== What the task requires ==
Every line below that mentions the word "name" should be copied out.

— START —

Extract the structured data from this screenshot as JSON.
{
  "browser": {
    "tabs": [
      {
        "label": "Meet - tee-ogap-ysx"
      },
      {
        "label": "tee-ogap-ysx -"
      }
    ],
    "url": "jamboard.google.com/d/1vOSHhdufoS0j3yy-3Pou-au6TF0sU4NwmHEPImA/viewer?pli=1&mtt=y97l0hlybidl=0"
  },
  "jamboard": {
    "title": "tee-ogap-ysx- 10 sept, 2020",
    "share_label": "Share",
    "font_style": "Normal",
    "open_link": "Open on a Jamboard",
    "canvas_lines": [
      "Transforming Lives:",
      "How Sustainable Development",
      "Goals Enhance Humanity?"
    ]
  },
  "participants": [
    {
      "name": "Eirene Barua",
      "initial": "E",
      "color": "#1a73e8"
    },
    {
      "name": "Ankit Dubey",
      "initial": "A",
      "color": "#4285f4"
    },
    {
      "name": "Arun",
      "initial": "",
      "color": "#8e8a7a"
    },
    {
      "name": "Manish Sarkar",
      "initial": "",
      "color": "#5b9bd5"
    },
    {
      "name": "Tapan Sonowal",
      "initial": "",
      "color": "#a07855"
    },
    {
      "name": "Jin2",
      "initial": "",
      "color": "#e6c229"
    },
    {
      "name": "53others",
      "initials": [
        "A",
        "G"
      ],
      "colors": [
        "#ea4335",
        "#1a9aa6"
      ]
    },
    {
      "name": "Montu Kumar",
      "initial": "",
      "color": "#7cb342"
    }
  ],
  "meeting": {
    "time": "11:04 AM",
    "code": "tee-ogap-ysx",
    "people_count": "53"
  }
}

— END —

== Response to the exercise ==
      "name": "Eirene Barua",
      "name": "Ankit Dubey",
      "name": "Arun",
      "name": "Manish Sarkar",
      "name": "Tapan Sonowal",
      "name": "Jin2",
      "name": "53others",
      "name": "Montu Kumar",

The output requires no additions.